# Exercise details:
Go through the listing and copy each line with the string "checked".

Raw records:
-.-.-
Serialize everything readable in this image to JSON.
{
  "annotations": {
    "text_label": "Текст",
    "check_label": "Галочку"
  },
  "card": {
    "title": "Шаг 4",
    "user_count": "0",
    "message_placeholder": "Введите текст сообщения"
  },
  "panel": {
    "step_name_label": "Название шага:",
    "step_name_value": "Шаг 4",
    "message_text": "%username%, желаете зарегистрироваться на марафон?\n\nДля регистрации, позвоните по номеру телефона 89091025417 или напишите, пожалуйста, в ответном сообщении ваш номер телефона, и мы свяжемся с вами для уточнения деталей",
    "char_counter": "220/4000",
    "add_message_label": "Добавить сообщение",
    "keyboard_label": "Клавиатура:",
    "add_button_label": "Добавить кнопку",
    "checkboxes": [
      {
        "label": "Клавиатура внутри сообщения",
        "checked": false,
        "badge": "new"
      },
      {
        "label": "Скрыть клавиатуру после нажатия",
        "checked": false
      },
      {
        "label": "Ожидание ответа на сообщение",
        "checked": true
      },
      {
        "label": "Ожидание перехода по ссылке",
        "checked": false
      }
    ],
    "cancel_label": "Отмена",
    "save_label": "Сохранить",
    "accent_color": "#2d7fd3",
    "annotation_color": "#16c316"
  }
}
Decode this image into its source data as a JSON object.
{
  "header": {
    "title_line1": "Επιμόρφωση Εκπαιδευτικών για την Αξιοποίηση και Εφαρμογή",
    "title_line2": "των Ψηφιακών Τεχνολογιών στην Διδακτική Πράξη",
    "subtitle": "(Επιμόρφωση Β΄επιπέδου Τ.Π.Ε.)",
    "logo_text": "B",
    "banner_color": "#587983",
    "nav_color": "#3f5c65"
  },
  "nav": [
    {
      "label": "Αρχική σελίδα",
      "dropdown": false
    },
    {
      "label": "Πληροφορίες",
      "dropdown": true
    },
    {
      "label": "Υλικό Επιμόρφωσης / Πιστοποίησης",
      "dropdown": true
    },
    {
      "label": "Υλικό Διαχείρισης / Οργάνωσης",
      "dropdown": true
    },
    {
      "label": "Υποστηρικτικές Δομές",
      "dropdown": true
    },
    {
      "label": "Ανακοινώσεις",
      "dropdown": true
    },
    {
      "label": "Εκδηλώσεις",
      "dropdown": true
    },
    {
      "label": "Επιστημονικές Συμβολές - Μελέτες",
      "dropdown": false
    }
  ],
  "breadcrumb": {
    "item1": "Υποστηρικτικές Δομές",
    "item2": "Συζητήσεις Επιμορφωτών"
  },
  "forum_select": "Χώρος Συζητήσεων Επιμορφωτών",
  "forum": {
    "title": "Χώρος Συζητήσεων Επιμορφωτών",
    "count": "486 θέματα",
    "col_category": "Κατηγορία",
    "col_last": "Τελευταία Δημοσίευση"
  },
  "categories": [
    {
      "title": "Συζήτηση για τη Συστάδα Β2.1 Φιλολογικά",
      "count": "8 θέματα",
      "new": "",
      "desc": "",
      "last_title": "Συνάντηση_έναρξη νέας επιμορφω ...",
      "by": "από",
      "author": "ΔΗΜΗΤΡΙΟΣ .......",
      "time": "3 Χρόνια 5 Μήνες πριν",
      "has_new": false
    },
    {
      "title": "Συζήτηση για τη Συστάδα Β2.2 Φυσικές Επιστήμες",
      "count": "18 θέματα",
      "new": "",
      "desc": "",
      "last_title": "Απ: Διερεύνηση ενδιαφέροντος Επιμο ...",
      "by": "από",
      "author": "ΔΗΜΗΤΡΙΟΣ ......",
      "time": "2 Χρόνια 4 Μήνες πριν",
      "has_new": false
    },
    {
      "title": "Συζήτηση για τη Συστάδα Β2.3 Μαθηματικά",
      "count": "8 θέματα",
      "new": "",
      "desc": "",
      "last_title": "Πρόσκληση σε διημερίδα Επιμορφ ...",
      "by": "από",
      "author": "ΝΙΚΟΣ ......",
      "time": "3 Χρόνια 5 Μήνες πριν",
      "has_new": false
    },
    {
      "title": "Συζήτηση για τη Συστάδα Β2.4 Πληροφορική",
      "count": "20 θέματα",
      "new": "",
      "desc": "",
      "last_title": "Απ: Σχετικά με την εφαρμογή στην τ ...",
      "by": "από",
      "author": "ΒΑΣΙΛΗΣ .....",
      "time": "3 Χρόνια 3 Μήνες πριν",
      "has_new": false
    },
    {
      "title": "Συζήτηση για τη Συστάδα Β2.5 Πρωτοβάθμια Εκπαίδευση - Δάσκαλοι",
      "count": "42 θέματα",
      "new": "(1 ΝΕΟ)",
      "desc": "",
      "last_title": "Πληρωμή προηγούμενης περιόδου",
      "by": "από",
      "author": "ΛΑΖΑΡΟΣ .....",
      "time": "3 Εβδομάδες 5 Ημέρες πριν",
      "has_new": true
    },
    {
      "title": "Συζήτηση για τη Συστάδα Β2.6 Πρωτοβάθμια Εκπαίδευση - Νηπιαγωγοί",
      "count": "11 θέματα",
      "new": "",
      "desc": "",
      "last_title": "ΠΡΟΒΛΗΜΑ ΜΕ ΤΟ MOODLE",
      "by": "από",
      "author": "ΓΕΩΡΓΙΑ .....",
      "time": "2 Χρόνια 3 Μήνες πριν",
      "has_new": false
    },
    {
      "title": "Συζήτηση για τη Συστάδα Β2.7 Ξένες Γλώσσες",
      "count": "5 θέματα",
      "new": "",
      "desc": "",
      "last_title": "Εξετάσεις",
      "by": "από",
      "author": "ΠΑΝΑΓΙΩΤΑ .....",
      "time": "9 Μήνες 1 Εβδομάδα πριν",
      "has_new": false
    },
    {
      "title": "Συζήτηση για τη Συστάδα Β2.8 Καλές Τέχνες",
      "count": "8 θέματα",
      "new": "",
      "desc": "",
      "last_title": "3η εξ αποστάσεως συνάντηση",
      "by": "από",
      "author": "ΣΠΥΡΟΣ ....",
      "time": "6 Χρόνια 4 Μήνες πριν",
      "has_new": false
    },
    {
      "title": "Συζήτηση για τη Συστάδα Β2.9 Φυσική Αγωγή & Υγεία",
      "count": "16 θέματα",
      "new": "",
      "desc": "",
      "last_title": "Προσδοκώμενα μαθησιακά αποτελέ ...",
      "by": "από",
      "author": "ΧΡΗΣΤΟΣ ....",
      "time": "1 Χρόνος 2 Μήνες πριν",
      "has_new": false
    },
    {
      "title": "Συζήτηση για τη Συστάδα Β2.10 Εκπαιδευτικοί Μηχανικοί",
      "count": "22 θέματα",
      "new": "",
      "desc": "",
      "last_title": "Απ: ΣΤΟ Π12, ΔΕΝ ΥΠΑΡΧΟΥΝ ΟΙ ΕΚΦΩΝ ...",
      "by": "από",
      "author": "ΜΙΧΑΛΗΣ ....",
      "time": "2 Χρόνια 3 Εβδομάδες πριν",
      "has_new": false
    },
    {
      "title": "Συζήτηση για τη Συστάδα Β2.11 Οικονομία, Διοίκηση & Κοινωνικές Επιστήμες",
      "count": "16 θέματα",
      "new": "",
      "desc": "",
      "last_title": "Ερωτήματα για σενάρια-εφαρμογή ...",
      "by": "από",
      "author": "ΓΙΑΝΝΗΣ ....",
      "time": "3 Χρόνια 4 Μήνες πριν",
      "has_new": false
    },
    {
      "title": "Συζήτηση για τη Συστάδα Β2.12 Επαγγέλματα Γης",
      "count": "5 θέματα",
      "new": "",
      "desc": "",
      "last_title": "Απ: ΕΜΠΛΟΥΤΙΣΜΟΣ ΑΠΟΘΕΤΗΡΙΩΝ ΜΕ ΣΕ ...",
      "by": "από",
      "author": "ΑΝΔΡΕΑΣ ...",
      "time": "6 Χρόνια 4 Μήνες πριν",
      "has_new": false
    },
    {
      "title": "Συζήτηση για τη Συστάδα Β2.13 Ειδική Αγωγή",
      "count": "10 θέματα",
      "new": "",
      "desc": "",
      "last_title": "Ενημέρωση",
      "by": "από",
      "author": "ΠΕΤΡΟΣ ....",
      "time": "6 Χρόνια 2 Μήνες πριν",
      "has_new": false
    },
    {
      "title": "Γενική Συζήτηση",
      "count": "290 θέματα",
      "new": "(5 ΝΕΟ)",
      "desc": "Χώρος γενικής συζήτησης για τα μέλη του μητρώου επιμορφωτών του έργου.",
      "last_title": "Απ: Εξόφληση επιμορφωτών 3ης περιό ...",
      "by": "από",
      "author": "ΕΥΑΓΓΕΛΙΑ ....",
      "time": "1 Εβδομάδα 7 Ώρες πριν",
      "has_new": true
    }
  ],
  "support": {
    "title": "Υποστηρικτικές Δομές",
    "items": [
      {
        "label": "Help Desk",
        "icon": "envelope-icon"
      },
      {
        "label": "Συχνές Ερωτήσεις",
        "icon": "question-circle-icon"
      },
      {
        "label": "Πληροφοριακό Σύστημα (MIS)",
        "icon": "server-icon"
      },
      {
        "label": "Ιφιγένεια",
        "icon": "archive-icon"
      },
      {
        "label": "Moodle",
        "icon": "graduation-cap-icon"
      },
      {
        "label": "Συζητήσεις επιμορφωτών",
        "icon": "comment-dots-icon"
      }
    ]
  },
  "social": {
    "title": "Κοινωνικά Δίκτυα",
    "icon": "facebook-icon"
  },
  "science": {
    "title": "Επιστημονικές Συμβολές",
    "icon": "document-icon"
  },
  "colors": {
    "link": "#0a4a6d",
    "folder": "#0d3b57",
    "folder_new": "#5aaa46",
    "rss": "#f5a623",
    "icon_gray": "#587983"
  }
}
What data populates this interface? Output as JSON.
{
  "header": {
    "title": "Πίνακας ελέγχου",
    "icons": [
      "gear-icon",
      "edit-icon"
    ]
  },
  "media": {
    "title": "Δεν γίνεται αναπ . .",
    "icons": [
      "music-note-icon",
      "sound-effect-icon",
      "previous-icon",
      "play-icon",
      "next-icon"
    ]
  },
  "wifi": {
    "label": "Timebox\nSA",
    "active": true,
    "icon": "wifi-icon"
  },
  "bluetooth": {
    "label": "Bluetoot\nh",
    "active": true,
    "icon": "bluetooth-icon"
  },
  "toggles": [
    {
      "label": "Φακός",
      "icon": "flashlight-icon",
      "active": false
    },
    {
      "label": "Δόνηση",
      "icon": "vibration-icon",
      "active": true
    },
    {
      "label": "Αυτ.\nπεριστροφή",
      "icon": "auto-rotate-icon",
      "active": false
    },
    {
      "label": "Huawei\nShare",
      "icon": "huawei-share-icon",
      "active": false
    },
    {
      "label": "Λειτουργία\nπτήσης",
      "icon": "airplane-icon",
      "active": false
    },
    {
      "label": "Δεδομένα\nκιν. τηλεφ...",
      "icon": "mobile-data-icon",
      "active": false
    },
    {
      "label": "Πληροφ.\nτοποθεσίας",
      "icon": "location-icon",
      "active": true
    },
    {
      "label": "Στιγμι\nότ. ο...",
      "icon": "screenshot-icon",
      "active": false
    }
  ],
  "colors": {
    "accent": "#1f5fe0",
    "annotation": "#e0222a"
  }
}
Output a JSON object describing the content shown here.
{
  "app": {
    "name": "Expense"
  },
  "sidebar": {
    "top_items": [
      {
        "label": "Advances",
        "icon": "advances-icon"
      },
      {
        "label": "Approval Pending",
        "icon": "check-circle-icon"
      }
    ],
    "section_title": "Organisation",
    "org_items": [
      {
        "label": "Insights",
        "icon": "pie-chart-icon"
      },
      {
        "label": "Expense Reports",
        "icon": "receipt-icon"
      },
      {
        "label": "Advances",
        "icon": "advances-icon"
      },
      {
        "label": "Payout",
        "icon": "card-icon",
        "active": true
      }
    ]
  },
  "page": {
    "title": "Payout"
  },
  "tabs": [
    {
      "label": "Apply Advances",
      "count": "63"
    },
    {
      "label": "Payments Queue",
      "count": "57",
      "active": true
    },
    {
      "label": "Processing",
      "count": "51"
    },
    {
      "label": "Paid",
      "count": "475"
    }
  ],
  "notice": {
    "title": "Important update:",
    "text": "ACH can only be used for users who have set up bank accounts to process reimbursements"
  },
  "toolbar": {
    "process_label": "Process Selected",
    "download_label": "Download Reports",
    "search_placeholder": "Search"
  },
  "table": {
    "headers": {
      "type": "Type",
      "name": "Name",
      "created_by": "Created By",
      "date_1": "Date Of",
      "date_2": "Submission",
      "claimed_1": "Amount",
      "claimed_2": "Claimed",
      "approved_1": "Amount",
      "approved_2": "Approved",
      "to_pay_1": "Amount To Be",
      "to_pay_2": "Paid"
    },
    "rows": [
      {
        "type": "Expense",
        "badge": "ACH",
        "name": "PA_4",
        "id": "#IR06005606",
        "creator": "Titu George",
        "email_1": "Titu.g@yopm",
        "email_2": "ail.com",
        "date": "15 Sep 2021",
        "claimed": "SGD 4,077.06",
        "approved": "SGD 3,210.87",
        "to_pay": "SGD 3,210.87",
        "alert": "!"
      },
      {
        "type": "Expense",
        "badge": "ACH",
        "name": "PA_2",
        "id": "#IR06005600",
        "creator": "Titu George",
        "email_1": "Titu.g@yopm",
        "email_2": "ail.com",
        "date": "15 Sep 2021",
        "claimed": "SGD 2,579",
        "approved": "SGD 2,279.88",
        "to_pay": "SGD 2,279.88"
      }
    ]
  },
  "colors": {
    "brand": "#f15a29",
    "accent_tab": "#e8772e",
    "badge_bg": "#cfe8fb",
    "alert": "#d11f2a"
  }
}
-.-.-
# Result of this task:
        "checked": false,
        "checked": false
        "checked": true
        "checked": false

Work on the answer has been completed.